#### [Stated problem]
Without the pictures, set down the records below word for word.

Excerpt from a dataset
============================================================
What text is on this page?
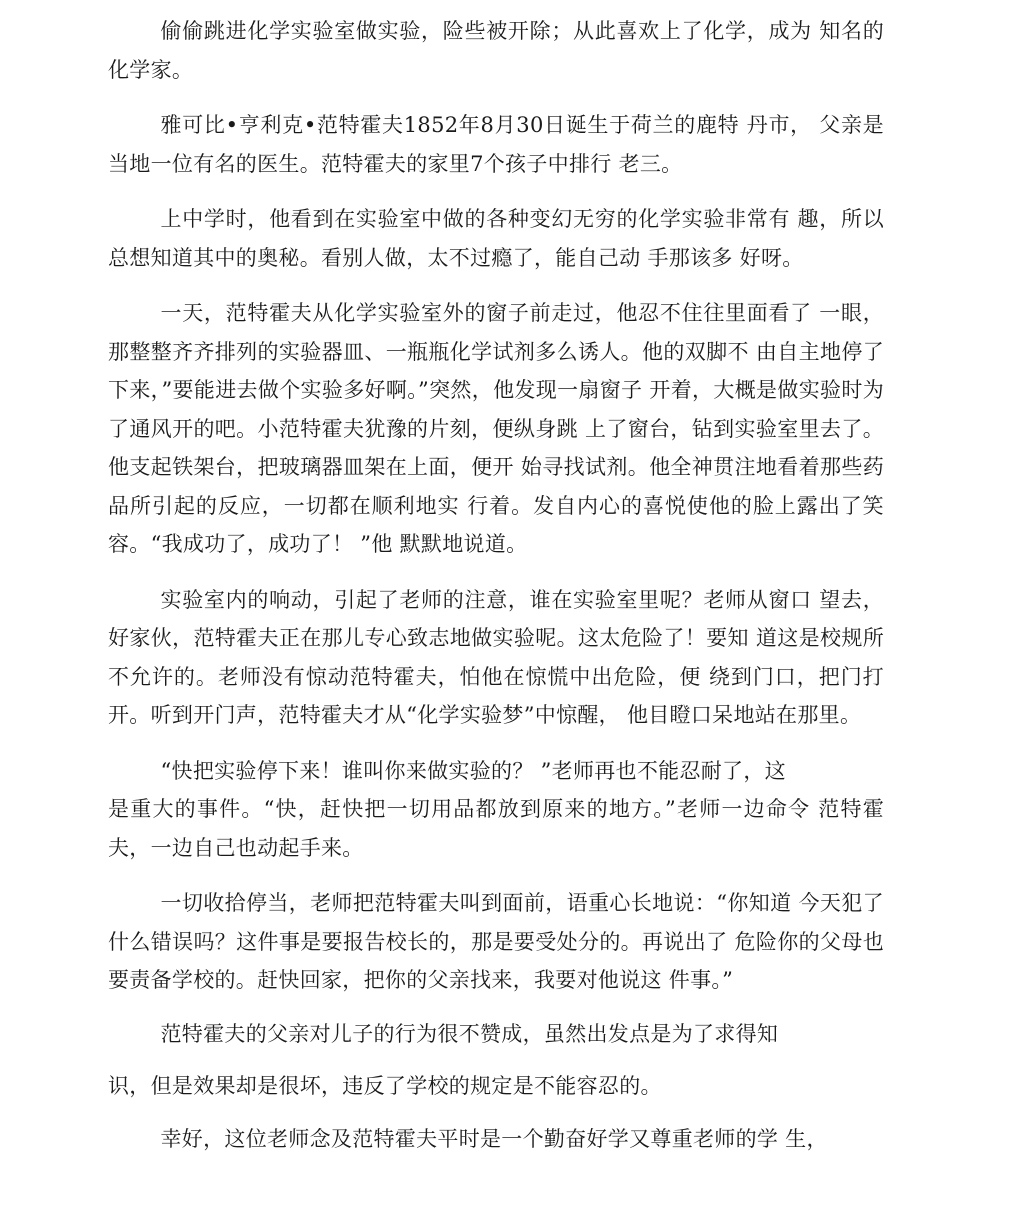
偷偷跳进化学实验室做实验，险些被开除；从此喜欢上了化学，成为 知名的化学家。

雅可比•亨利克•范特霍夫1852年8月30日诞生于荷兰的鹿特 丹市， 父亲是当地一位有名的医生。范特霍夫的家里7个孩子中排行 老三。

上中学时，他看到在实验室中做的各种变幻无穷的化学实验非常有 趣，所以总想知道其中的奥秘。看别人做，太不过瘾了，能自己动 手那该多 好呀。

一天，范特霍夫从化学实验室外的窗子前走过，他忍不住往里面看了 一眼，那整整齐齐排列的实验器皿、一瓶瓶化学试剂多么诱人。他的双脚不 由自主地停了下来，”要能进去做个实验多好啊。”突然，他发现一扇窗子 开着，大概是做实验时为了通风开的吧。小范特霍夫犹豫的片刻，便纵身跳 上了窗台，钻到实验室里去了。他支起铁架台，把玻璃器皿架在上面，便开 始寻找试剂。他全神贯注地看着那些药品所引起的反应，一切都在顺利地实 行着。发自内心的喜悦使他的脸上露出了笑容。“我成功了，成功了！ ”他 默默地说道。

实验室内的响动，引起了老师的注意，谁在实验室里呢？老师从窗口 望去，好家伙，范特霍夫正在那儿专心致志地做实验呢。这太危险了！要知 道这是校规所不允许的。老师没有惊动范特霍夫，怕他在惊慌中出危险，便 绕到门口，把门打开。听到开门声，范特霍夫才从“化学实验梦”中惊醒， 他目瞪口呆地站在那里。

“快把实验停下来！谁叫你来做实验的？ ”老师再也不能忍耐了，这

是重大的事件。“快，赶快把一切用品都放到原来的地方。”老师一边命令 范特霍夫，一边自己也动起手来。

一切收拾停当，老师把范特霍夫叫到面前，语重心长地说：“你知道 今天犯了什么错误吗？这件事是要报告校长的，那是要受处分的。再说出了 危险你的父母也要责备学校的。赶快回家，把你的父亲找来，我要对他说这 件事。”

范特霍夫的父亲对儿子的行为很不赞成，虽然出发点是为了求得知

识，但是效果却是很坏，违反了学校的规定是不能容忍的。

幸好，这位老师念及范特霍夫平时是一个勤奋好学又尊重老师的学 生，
============================================================
#### [Final result]
What text is on this page?
偷偷跳进化学实验室做实验，险些被开除；从此喜欢上了化学，成为 知名的化学家。

雅可比•亨利克•范特霍夫1852年8月30日诞生于荷兰的鹿特 丹市， 父亲是当地一位有名的医生。范特霍夫的家里7个孩子中排行 老三。

上中学时，他看到在实验室中做的各种变幻无穷的化学实验非常有 趣，所以总想知道其中的奥秘。看别人做，太不过瘾了，能自己动 手那该多 好呀。

一天，范特霍夫从化学实验室外的窗子前走过，他忍不住往里面看了 一眼，那整整齐齐排列的实验器皿、一瓶瓶化学试剂多么诱人。他的双脚不 由自主地停了下来，”要能进去做个实验多好啊。”突然，他发现一扇窗子 开着，大概是做实验时为了通风开的吧。小范特霍夫犹豫的片刻，便纵身跳 上了窗台，钻到实验室里去了。他支起铁架台，把玻璃器皿架在上面，便开 始寻找试剂。他全神贯注地看着那些药品所引起的反应，一切都在顺利地实 行着。发自内心的喜悦使他的脸上露出了笑容。“我成功了，成功了！ ”他 默默地说道。

实验室内的响动，引起了老师的注意，谁在实验室里呢？老师从窗口 望去，好家伙，范特霍夫正在那儿专心致志地做实验呢。这太危险了！要知 道这是校规所不允许的。老师没有惊动范特霍夫，怕他在惊慌中出危险，便 绕到门口，把门打开。听到开门声，范特霍夫才从“化学实验梦”中惊醒， 他目瞪口呆地站在那里。

“快把实验停下来！谁叫你来做实验的？ ”老师再也不能忍耐了，这

是重大的事件。“快，赶快把一切用品都放到原来的地方。”老师一边命令 范特霍夫，一边自己也动起手来。

一切收拾停当，老师把范特霍夫叫到面前，语重心长地说：“你知道 今天犯了什么错误吗？这件事是要报告校长的，那是要受处分的。再说出了 危险你的父母也要责备学校的。赶快回家，把你的父亲找来，我要对他说这 件事。”

范特霍夫的父亲对儿子的行为很不赞成，虽然出发点是为了求得知

识，但是效果却是很坏，违反了学校的规定是不能容忍的。

幸好，这位老师念及范特霍夫平时是一个勤奋好学又尊重老师的学 生，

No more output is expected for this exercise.